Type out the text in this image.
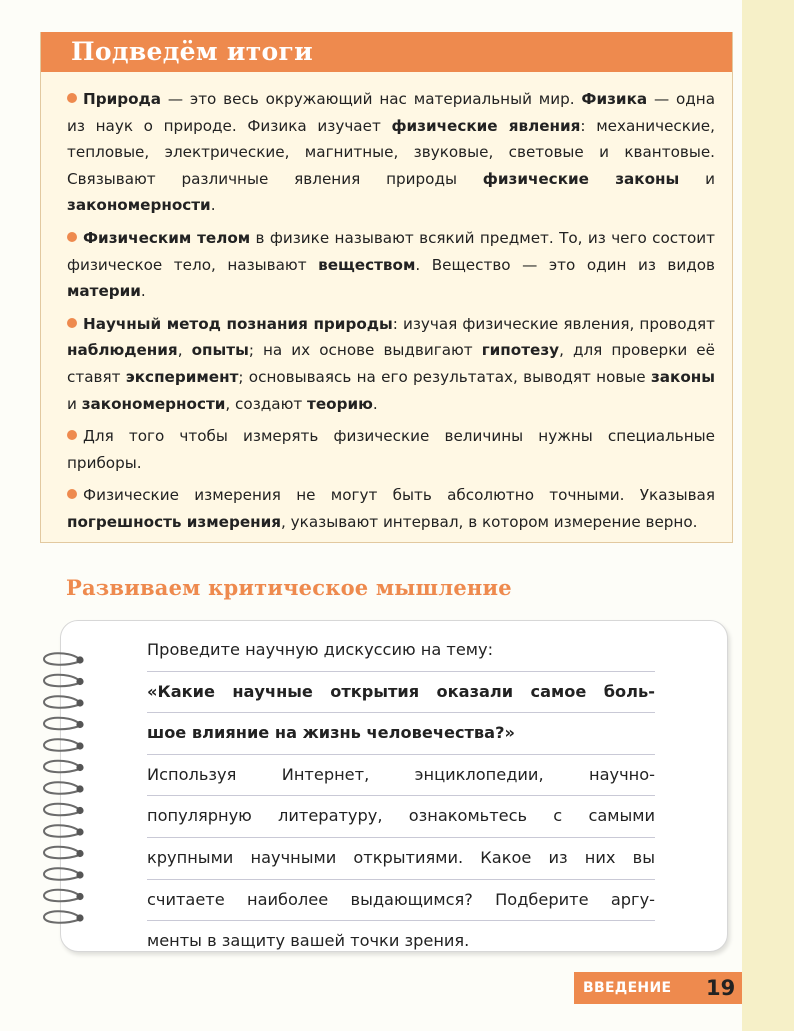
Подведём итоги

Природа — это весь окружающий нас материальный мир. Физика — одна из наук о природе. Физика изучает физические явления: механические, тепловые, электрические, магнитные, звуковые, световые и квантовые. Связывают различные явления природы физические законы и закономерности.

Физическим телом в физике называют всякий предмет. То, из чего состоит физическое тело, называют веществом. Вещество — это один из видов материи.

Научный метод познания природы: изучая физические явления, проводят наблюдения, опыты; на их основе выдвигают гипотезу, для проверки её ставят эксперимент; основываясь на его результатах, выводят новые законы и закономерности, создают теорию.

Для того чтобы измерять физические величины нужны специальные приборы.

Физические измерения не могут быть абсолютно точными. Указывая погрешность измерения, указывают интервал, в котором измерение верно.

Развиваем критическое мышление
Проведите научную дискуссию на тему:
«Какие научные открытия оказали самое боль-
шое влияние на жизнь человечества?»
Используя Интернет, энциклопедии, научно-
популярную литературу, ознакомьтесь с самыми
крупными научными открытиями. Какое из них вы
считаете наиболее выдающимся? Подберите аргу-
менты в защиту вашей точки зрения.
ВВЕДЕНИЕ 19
* * *
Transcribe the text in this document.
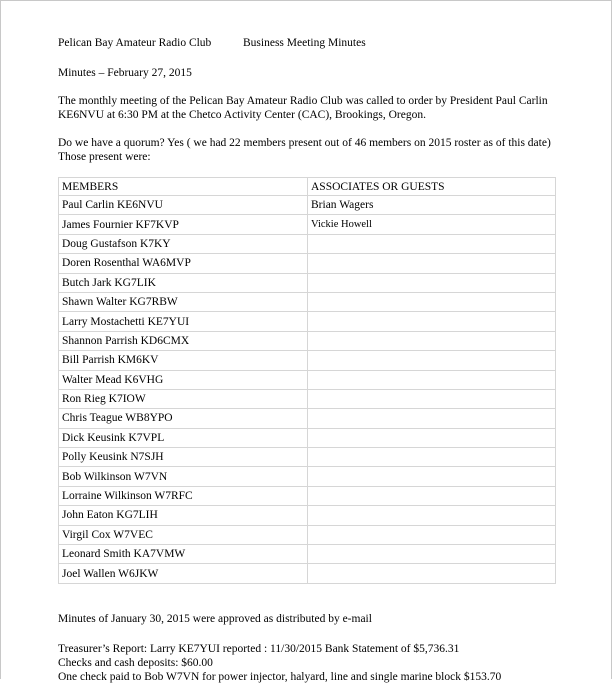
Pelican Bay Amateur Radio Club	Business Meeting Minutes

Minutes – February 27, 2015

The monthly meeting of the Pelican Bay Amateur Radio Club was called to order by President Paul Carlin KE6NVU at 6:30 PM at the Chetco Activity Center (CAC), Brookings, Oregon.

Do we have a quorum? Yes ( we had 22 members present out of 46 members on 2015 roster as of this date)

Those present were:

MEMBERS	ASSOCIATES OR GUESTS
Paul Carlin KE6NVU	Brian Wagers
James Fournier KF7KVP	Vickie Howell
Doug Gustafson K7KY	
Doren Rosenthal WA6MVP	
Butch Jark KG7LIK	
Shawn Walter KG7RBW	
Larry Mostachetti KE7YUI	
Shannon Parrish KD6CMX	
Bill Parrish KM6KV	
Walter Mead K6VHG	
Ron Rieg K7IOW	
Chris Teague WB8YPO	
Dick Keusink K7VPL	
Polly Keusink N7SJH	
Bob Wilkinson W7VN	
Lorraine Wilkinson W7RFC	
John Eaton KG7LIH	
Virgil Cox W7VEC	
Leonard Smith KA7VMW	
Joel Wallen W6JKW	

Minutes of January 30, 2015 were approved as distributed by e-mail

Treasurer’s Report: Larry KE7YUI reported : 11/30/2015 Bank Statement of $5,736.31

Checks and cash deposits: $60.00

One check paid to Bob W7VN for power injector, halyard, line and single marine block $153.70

Task: Search the records above for the string "Carlin". Copy every line that contains it.

Exercise answer:
The monthly meeting of the Pelican Bay Amateur Radio Club was called to order by President Paul Carlin KE6NVU at 6:30 PM at the Chetco Activity Center (CAC), Brookings, Oregon.
Paul Carlin KE6NVU	Brian Wagers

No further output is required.